*WHAT TO WORK ON*:
Copy out all of the material, matching it word for word.

○ ○ ○

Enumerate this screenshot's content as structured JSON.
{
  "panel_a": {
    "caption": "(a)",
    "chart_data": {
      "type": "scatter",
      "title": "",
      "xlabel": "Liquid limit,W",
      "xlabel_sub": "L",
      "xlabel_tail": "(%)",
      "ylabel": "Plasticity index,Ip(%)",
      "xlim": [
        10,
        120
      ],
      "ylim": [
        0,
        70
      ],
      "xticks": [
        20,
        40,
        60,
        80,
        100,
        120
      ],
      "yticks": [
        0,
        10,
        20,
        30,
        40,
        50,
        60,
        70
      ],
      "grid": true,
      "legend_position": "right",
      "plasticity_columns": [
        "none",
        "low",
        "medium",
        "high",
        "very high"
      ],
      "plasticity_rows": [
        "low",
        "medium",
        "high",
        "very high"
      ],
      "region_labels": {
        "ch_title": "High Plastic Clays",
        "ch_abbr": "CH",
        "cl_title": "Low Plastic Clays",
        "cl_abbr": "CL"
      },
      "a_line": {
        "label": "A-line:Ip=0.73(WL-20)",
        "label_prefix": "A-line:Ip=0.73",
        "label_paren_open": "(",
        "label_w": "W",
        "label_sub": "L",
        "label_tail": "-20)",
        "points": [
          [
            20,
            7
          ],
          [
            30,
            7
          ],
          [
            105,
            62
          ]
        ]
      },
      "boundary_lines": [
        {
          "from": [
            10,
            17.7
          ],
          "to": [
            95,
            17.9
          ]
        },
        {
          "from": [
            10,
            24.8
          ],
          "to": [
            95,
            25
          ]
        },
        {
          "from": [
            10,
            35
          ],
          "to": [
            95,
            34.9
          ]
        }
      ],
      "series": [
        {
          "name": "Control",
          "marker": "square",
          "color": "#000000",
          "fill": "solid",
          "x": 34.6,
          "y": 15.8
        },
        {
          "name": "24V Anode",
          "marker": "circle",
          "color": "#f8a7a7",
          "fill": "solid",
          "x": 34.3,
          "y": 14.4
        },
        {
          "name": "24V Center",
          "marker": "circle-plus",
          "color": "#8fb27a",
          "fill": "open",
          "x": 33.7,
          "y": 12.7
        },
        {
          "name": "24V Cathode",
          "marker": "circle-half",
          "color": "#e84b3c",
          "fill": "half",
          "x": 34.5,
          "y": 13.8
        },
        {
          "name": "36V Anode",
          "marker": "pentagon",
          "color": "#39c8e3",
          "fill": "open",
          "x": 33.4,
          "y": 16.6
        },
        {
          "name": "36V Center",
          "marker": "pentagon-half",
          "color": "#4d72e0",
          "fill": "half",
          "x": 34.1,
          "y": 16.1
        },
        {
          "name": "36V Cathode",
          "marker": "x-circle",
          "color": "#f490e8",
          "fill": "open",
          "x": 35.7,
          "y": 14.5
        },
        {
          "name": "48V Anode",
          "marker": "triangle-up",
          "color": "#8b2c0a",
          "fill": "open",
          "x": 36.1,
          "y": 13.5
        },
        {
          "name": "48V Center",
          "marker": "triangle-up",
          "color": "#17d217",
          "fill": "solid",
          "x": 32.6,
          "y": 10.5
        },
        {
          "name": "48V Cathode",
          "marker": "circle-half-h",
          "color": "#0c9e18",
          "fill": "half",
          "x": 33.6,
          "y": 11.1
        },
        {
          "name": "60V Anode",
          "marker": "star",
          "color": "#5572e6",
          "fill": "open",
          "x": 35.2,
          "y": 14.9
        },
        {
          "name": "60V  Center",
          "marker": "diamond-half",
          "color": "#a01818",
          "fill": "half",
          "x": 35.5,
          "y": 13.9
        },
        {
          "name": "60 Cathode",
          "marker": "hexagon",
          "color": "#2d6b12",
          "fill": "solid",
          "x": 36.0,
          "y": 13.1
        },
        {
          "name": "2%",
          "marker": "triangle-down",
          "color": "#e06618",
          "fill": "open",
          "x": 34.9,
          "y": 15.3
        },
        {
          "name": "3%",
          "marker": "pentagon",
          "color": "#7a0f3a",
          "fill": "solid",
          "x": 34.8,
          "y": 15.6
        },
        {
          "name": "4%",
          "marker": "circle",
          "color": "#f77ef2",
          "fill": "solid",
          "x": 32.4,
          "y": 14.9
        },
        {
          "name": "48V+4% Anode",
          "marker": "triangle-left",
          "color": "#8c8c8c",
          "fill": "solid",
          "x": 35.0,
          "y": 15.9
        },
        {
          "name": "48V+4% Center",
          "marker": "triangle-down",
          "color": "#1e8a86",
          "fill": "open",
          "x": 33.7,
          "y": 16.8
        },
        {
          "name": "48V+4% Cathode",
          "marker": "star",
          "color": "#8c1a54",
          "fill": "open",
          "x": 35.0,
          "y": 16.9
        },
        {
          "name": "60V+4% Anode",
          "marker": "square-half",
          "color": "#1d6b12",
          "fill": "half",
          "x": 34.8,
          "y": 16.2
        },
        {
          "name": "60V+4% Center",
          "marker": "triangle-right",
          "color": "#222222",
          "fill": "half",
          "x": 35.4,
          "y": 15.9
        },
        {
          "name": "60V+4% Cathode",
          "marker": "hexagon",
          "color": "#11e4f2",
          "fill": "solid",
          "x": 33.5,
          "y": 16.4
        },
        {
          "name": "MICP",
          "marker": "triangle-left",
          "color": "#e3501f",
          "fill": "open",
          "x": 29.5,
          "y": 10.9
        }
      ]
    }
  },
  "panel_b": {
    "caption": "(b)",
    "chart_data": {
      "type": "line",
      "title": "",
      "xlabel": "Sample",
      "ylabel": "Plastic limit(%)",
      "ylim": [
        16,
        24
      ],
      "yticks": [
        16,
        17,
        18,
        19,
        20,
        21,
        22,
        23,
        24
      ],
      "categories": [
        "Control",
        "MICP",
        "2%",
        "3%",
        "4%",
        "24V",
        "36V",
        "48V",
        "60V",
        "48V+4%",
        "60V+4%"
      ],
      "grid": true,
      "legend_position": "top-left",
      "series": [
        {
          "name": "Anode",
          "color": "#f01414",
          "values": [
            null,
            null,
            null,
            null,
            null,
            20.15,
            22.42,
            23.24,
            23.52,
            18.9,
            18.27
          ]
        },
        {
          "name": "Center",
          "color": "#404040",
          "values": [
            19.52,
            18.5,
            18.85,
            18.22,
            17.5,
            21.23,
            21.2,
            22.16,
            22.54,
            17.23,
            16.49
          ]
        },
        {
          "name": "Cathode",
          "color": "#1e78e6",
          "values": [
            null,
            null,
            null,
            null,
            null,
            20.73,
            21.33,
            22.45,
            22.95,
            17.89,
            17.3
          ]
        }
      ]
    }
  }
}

○ ○ ○

*EXERCISE SOLUTION*:
Enumerate this screenshot's content as structured JSON.
{
  "panel_a": {
    "caption": "(a)",
    "chart_data": {
      "type": "scatter",
      "title": "",
      "xlabel": "Liquid limit,W",
      "xlabel_sub": "L",
      "xlabel_tail": "(%)",
      "ylabel": "Plasticity index,Ip(%)",
      "xlim": [
        10,
        120
      ],
      "ylim": [
        0,
        70
      ],
      "xticks": [
        20,
        40,
        60,
        80,
        100,
        120
      ],
      "yticks": [
        0,
        10,
        20,
        30,
        40,
        50,
        60,
        70
      ],
      "grid": true,
      "legend_position": "right",
      "plasticity_columns": [
        "none",
        "low",
        "medium",
        "high",
        "very high"
      ],
      "plasticity_rows": [
        "low",
        "medium",
        "high",
        "very high"
      ],
      "region_labels": {
        "ch_title": "High Plastic Clays",
        "ch_abbr": "CH",
        "cl_title": "Low Plastic Clays",
        "cl_abbr": "CL"
      },
      "a_line": {
        "label": "A-line:Ip=0.73(WL-20)",
        "label_prefix": "A-line:Ip=0.73",
        "label_paren_open": "(",
        "label_w": "W",
        "label_sub": "L",
        "label_tail": "-20)",
        "points": [
          [
            20,
            7
          ],
          [
            30,
            7
          ],
          [
            105,
            62
          ]
        ]
      },
      "boundary_lines": [
        {
          "from": [
            10,
            17.7
          ],
          "to": [
            95,
            17.9
          ]
        },
        {
          "from": [
            10,
            24.8
          ],
          "to": [
            95,
            25
          ]
        },
        {
          "from": [
            10,
            35
          ],
          "to": [
            95,
            34.9
          ]
        }
      ],
      "series": [
        {
          "name": "Control",
          "marker": "square",
          "color": "#000000",
          "fill": "solid",
          "x": 34.6,
          "y": 15.8
        },
        {
          "name": "24V Anode",
          "marker": "circle",
          "color": "#f8a7a7",
          "fill": "solid",
          "x": 34.3,
          "y": 14.4
        },
        {
          "name": "24V Center",
          "marker": "circle-plus",
          "color": "#8fb27a",
          "fill": "open",
          "x": 33.7,
          "y": 12.7
        },
        {
          "name": "24V Cathode",
          "marker": "circle-half",
          "color": "#e84b3c",
          "fill": "half",
          "x": 34.5,
          "y": 13.8
        },
        {
          "name": "36V Anode",
          "marker": "pentagon",
          "color": "#39c8e3",
          "fill": "open",
          "x": 33.4,
          "y": 16.6
        },
        {
          "name": "36V Center",
          "marker": "pentagon-half",
          "color": "#4d72e0",
          "fill": "half",
          "x": 34.1,
          "y": 16.1
        },
        {
          "name": "36V Cathode",
          "marker": "x-circle",
          "color": "#f490e8",
          "fill": "open",
          "x": 35.7,
          "y": 14.5
        },
        {
          "name": "48V Anode",
          "marker": "triangle-up",
          "color": "#8b2c0a",
          "fill": "open",
          "x": 36.1,
          "y": 13.5
        },
        {
          "name": "48V Center",
          "marker": "triangle-up",
          "color": "#17d217",
          "fill": "solid",
          "x": 32.6,
          "y": 10.5
        },
        {
          "name": "48V Cathode",
          "marker": "circle-half-h",
          "color": "#0c9e18",
          "fill": "half",
          "x": 33.6,
          "y": 11.1
        },
        {
          "name": "60V Anode",
          "marker": "star",
          "color": "#5572e6",
          "fill": "open",
          "x": 35.2,
          "y": 14.9
        },
        {
          "name": "60V  Center",
          "marker": "diamond-half",
          "color": "#a01818",
          "fill": "half",
          "x": 35.5,
          "y": 13.9
        },
        {
          "name": "60 Cathode",
          "marker": "hexagon",
          "color": "#2d6b12",
          "fill": "solid",
          "x": 36.0,
          "y": 13.1
        },
        {
          "name": "2%",
          "marker": "triangle-down",
          "color": "#e06618",
          "fill": "open",
          "x": 34.9,
          "y": 15.3
        },
        {
          "name": "3%",
          "marker": "pentagon",
          "color": "#7a0f3a",
          "fill": "solid",
          "x": 34.8,
          "y": 15.6
        },
        {
          "name": "4%",
          "marker": "circle",
          "color": "#f77ef2",
          "fill": "solid",
          "x": 32.4,
          "y": 14.9
        },
        {
          "name": "48V+4% Anode",
          "marker": "triangle-left",
          "color": "#8c8c8c",
          "fill": "solid",
          "x": 35.0,
          "y": 15.9
        },
        {
          "name": "48V+4% Center",
          "marker": "triangle-down",
          "color": "#1e8a86",
          "fill": "open",
          "x": 33.7,
          "y": 16.8
        },
        {
          "name": "48V+4% Cathode",
          "marker": "star",
          "color": "#8c1a54",
          "fill": "open",
          "x": 35.0,
          "y": 16.9
        },
        {
          "name": "60V+4% Anode",
          "marker": "square-half",
          "color": "#1d6b12",
          "fill": "half",
          "x": 34.8,
          "y": 16.2
        },
        {
          "name": "60V+4% Center",
          "marker": "triangle-right",
          "color": "#222222",
          "fill": "half",
          "x": 35.4,
          "y": 15.9
        },
        {
          "name": "60V+4% Cathode",
          "marker": "hexagon",
          "color": "#11e4f2",
          "fill": "solid",
          "x": 33.5,
          "y": 16.4
        },
        {
          "name": "MICP",
          "marker": "triangle-left",
          "color": "#e3501f",
          "fill": "open",
          "x": 29.5,
          "y": 10.9
        }
      ]
    }
  },
  "panel_b": {
    "caption": "(b)",
    "chart_data": {
      "type": "line",
      "title": "",
      "xlabel": "Sample",
      "ylabel": "Plastic limit(%)",
      "ylim": [
        16,
        24
      ],
      "yticks": [
        16,
        17,
        18,
        19,
        20,
        21,
        22,
        23,
        24
      ],
      "categories": [
        "Control",
        "MICP",
        "2%",
        "3%",
        "4%",
        "24V",
        "36V",
        "48V",
        "60V",
        "48V+4%",
        "60V+4%"
      ],
      "grid": true,
      "legend_position": "top-left",
      "series": [
        {
          "name": "Anode",
          "color": "#f01414",
          "values": [
            null,
            null,
            null,
            null,
            null,
            20.15,
            22.42,
            23.24,
            23.52,
            18.9,
            18.27
          ]
        },
        {
          "name": "Center",
          "color": "#404040",
          "values": [
            19.52,
            18.5,
            18.85,
            18.22,
            17.5,
            21.23,
            21.2,
            22.16,
            22.54,
            17.23,
            16.49
          ]
        },
        {
          "name": "Cathode",
          "color": "#1e78e6",
          "values": [
            null,
            null,
            null,
            null,
            null,
            20.73,
            21.33,
            22.45,
            22.95,
            17.89,
            17.3
          ]
        }
      ]
    }
  }
}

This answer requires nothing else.